[What the exercise asks]
Could you extract every entry below and reproduce it exactly?
## START
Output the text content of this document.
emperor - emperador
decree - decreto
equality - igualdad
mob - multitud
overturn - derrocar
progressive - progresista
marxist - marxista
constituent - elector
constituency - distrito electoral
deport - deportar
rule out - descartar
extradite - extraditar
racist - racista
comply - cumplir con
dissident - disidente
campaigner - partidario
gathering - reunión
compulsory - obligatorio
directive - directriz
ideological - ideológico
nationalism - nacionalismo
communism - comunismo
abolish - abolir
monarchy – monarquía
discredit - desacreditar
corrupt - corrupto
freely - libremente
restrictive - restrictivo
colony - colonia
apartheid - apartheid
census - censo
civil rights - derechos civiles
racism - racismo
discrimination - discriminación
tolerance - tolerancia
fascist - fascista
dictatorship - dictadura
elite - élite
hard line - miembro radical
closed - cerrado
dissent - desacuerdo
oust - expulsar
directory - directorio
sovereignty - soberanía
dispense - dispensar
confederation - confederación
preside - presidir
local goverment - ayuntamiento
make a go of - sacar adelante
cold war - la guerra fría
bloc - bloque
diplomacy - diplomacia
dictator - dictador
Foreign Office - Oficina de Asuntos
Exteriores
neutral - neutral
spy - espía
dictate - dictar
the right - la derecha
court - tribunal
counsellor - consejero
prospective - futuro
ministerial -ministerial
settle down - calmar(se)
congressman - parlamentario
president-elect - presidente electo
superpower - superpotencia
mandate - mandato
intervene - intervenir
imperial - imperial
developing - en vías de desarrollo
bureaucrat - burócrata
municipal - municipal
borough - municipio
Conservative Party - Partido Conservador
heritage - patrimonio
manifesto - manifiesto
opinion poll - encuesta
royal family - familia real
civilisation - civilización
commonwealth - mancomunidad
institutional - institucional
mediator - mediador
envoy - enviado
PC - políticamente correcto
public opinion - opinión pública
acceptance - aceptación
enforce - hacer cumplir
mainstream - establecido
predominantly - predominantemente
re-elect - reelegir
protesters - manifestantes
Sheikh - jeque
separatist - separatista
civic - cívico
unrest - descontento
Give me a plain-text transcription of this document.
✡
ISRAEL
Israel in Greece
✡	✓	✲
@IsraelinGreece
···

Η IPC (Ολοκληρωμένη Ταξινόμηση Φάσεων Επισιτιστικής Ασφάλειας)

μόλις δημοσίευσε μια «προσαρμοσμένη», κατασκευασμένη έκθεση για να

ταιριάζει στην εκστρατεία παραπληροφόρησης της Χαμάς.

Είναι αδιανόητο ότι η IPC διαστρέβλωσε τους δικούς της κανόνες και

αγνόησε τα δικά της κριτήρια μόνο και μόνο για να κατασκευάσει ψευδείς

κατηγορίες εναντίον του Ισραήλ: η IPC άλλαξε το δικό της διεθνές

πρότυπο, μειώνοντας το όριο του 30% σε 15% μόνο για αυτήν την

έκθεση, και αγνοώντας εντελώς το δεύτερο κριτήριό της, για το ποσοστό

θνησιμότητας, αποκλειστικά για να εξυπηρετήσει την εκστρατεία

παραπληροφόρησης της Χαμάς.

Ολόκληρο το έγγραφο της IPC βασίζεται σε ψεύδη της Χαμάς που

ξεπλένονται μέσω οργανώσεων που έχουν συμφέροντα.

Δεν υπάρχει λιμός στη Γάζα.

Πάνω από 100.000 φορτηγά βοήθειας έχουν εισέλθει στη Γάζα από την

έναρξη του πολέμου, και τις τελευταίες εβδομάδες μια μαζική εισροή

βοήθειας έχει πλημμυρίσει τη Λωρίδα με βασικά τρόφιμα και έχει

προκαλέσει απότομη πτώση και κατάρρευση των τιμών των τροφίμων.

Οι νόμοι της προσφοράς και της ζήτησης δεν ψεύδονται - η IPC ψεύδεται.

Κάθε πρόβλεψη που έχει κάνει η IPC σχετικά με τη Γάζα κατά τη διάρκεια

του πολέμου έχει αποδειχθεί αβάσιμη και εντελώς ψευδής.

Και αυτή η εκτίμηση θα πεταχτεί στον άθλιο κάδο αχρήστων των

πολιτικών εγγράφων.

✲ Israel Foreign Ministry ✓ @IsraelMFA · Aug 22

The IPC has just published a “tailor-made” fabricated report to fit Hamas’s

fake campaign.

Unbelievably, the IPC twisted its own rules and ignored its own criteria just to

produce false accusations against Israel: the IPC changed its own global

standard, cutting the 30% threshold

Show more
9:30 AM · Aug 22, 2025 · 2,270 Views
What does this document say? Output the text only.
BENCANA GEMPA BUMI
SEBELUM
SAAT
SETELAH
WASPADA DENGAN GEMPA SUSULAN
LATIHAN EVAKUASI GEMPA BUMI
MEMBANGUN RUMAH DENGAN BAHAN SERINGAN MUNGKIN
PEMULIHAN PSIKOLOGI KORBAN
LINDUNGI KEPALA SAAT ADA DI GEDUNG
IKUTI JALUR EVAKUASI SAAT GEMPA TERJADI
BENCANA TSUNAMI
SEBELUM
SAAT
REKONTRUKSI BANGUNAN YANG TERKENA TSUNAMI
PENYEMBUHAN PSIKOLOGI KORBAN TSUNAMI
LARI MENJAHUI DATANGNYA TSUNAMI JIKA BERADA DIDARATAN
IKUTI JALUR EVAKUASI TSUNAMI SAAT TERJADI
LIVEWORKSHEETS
## END
[Written response]
Output the text content of this document.
emperor - emperador
decree - decreto
equality - igualdad
mob - multitud
overturn - derrocar
progressive - progresista
marxist - marxista
constituent - elector
constituency - distrito electoral
deport - deportar
rule out - descartar
extradite - extraditar
racist - racista
comply - cumplir con
dissident - disidente
campaigner - partidario
gathering - reunión
compulsory - obligatorio
directive - directriz
ideological - ideológico
nationalism - nacionalismo
communism - comunismo
abolish - abolir
monarchy – monarquía
discredit - desacreditar
corrupt - corrupto
freely - libremente
restrictive - restrictivo
colony - colonia
apartheid - apartheid
census - censo
civil rights - derechos civiles
racism - racismo
discrimination - discriminación
tolerance - tolerancia
fascist - fascista
dictatorship - dictadura
elite - élite
hard line - miembro radical
closed - cerrado
dissent - desacuerdo
oust - expulsar
directory - directorio
sovereignty - soberanía
dispense - dispensar
confederation - confederación
preside - presidir
local goverment - ayuntamiento
make a go of - sacar adelante
cold war - la guerra fría
bloc - bloque
diplomacy - diplomacia
dictator - dictador
Foreign Office - Oficina de Asuntos
Exteriores
neutral - neutral
spy - espía
dictate - dictar
the right - la derecha
court - tribunal
counsellor - consejero
prospective - futuro
ministerial -ministerial
settle down - calmar(se)
congressman - parlamentario
president-elect - presidente electo
superpower - superpotencia
mandate - mandato
intervene - intervenir
imperial - imperial
developing - en vías de desarrollo
bureaucrat - burócrata
municipal - municipal
borough - municipio
Conservative Party - Partido Conservador
heritage - patrimonio
manifesto - manifiesto
opinion poll - encuesta
royal family - familia real
civilisation - civilización
commonwealth - mancomunidad
institutional - institucional
mediator - mediador
envoy - enviado
PC - políticamente correcto
public opinion - opinión pública
acceptance - aceptación
enforce - hacer cumplir
mainstream - establecido
predominantly - predominantemente
re-elect - reelegir
protesters - manifestantes
Sheikh - jeque
separatist - separatista
civic - cívico
unrest - descontento
Give me a plain-text transcription of this document.
✡
ISRAEL
Israel in Greece
✡	✓	✲
@IsraelinGreece
···

Η IPC (Ολοκληρωμένη Ταξινόμηση Φάσεων Επισιτιστικής Ασφάλειας)

μόλις δημοσίευσε μια «προσαρμοσμένη», κατασκευασμένη έκθεση για να

ταιριάζει στην εκστρατεία παραπληροφόρησης της Χαμάς.

Είναι αδιανόητο ότι η IPC διαστρέβλωσε τους δικούς της κανόνες και

αγνόησε τα δικά της κριτήρια μόνο και μόνο για να κατασκευάσει ψευδείς

κατηγορίες εναντίον του Ισραήλ: η IPC άλλαξε το δικό της διεθνές

πρότυπο, μειώνοντας το όριο του 30% σε 15% μόνο για αυτήν την

έκθεση, και αγνοώντας εντελώς το δεύτερο κριτήριό της, για το ποσοστό

θνησιμότητας, αποκλειστικά για να εξυπηρετήσει την εκστρατεία

παραπληροφόρησης της Χαμάς.

Ολόκληρο το έγγραφο της IPC βασίζεται σε ψεύδη της Χαμάς που

ξεπλένονται μέσω οργανώσεων που έχουν συμφέροντα.

Δεν υπάρχει λιμός στη Γάζα.

Πάνω από 100.000 φορτηγά βοήθειας έχουν εισέλθει στη Γάζα από την

έναρξη του πολέμου, και τις τελευταίες εβδομάδες μια μαζική εισροή

βοήθειας έχει πλημμυρίσει τη Λωρίδα με βασικά τρόφιμα και έχει

προκαλέσει απότομη πτώση και κατάρρευση των τιμών των τροφίμων.

Οι νόμοι της προσφοράς και της ζήτησης δεν ψεύδονται - η IPC ψεύδεται.

Κάθε πρόβλεψη που έχει κάνει η IPC σχετικά με τη Γάζα κατά τη διάρκεια

του πολέμου έχει αποδειχθεί αβάσιμη και εντελώς ψευδής.

Και αυτή η εκτίμηση θα πεταχτεί στον άθλιο κάδο αχρήστων των

πολιτικών εγγράφων.

✲ Israel Foreign Ministry ✓ @IsraelMFA · Aug 22

The IPC has just published a “tailor-made” fabricated report to fit Hamas’s

fake campaign.

Unbelievably, the IPC twisted its own rules and ignored its own criteria just to

produce false accusations against Israel: the IPC changed its own global

standard, cutting the 30% threshold

Show more
9:30 AM · Aug 22, 2025 · 2,270 Views
What does this document say? Output the text only.
BENCANA GEMPA BUMI
SEBELUM
SAAT
SETELAH
WASPADA DENGAN GEMPA SUSULAN
LATIHAN EVAKUASI GEMPA BUMI
MEMBANGUN RUMAH DENGAN BAHAN SERINGAN MUNGKIN
PEMULIHAN PSIKOLOGI KORBAN
LINDUNGI KEPALA SAAT ADA DI GEDUNG
IKUTI JALUR EVAKUASI SAAT GEMPA TERJADI
BENCANA TSUNAMI
SEBELUM
SAAT
REKONTRUKSI BANGUNAN YANG TERKENA TSUNAMI
PENYEMBUHAN PSIKOLOGI KORBAN TSUNAMI
LARI MENJAHUI DATANGNYA TSUNAMI JIKA BERADA DIDARATAN
IKUTI JALUR EVAKUASI TSUNAMI SAAT TERJADI
LIVEWORKSHEETS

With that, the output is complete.